▶ [Stated exercise] Give the listing again in full, exactly as written.
━━ Records supplied
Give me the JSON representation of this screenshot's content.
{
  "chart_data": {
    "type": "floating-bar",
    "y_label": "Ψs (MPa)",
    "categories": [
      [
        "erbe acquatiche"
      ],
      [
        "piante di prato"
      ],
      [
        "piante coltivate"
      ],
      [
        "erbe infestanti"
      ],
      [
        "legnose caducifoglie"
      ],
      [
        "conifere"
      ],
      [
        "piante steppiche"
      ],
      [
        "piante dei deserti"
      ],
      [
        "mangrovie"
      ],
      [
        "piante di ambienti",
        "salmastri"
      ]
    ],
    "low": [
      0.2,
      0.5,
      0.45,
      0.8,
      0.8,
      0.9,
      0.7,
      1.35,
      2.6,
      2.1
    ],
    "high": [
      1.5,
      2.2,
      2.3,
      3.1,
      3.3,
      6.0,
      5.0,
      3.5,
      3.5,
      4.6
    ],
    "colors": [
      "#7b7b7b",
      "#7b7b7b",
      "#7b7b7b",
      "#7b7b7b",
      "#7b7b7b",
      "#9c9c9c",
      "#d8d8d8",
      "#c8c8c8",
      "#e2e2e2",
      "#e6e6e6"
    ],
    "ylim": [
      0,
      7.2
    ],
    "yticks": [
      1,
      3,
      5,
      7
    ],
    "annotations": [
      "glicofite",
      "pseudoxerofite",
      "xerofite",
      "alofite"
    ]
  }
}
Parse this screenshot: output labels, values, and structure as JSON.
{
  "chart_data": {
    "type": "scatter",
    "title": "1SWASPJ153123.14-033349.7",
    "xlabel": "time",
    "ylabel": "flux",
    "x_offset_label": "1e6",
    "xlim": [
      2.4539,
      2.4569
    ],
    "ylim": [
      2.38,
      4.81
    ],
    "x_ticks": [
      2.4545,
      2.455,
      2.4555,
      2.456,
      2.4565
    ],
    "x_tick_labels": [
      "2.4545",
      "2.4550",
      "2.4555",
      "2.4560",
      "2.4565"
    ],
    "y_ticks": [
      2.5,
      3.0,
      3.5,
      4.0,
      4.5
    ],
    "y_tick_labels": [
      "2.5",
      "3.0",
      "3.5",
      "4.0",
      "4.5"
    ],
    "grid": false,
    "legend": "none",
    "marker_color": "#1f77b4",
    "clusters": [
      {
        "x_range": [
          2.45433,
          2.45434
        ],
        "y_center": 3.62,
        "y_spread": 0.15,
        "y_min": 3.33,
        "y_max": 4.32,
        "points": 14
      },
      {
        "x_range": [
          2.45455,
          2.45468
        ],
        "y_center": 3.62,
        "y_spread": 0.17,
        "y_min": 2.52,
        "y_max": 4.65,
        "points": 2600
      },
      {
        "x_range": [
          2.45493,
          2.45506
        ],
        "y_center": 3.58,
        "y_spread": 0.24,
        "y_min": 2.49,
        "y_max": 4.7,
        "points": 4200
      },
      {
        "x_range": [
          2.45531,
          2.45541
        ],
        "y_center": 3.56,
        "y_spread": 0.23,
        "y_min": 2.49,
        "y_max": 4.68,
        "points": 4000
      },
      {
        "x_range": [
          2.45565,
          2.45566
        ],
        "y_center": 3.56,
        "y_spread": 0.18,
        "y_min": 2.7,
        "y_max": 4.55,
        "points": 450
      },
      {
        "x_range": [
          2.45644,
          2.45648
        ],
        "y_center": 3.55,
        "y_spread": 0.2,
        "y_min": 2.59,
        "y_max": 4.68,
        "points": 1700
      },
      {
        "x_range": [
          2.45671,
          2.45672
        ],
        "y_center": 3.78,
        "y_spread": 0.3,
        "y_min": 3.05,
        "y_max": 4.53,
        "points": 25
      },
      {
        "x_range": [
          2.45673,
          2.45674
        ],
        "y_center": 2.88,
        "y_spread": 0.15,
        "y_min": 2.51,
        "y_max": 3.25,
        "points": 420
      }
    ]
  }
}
━━━━
▶ [Task output]
Give me the JSON representation of this screenshot's content.
{
  "chart_data": {
    "type": "floating-bar",
    "y_label": "Ψs (MPa)",
    "categories": [
      [
        "erbe acquatiche"
      ],
      [
        "piante di prato"
      ],
      [
        "piante coltivate"
      ],
      [
        "erbe infestanti"
      ],
      [
        "legnose caducifoglie"
      ],
      [
        "conifere"
      ],
      [
        "piante steppiche"
      ],
      [
        "piante dei deserti"
      ],
      [
        "mangrovie"
      ],
      [
        "piante di ambienti",
        "salmastri"
      ]
    ],
    "low": [
      0.2,
      0.5,
      0.45,
      0.8,
      0.8,
      0.9,
      0.7,
      1.35,
      2.6,
      2.1
    ],
    "high": [
      1.5,
      2.2,
      2.3,
      3.1,
      3.3,
      6.0,
      5.0,
      3.5,
      3.5,
      4.6
    ],
    "colors": [
      "#7b7b7b",
      "#7b7b7b",
      "#7b7b7b",
      "#7b7b7b",
      "#7b7b7b",
      "#9c9c9c",
      "#d8d8d8",
      "#c8c8c8",
      "#e2e2e2",
      "#e6e6e6"
    ],
    "ylim": [
      0,
      7.2
    ],
    "yticks": [
      1,
      3,
      5,
      7
    ],
    "annotations": [
      "glicofite",
      "pseudoxerofite",
      "xerofite",
      "alofite"
    ]
  }
}
Parse this screenshot: output labels, values, and structure as JSON.
{
  "chart_data": {
    "type": "scatter",
    "title": "1SWASPJ153123.14-033349.7",
    "xlabel": "time",
    "ylabel": "flux",
    "x_offset_label": "1e6",
    "xlim": [
      2.4539,
      2.4569
    ],
    "ylim": [
      2.38,
      4.81
    ],
    "x_ticks": [
      2.4545,
      2.455,
      2.4555,
      2.456,
      2.4565
    ],
    "x_tick_labels": [
      "2.4545",
      "2.4550",
      "2.4555",
      "2.4560",
      "2.4565"
    ],
    "y_ticks": [
      2.5,
      3.0,
      3.5,
      4.0,
      4.5
    ],
    "y_tick_labels": [
      "2.5",
      "3.0",
      "3.5",
      "4.0",
      "4.5"
    ],
    "grid": false,
    "legend": "none",
    "marker_color": "#1f77b4",
    "clusters": [
      {
        "x_range": [
          2.45433,
          2.45434
        ],
        "y_center": 3.62,
        "y_spread": 0.15,
        "y_min": 3.33,
        "y_max": 4.32,
        "points": 14
      },
      {
        "x_range": [
          2.45455,
          2.45468
        ],
        "y_center": 3.62,
        "y_spread": 0.17,
        "y_min": 2.52,
        "y_max": 4.65,
        "points": 2600
      },
      {
        "x_range": [
          2.45493,
          2.45506
        ],
        "y_center": 3.58,
        "y_spread": 0.24,
        "y_min": 2.49,
        "y_max": 4.7,
        "points": 4200
      },
      {
        "x_range": [
          2.45531,
          2.45541
        ],
        "y_center": 3.56,
        "y_spread": 0.23,
        "y_min": 2.49,
        "y_max": 4.68,
        "points": 4000
      },
      {
        "x_range": [
          2.45565,
          2.45566
        ],
        "y_center": 3.56,
        "y_spread": 0.18,
        "y_min": 2.7,
        "y_max": 4.55,
        "points": 450
      },
      {
        "x_range": [
          2.45644,
          2.45648
        ],
        "y_center": 3.55,
        "y_spread": 0.2,
        "y_min": 2.59,
        "y_max": 4.68,
        "points": 1700
      },
      {
        "x_range": [
          2.45671,
          2.45672
        ],
        "y_center": 3.78,
        "y_spread": 0.3,
        "y_min": 3.05,
        "y_max": 4.53,
        "points": 25
      },
      {
        "x_range": [
          2.45673,
          2.45674
        ],
        "y_center": 2.88,
        "y_spread": 0.15,
        "y_min": 2.51,
        "y_max": 3.25,
        "points": 420
      }
    ]
  }
}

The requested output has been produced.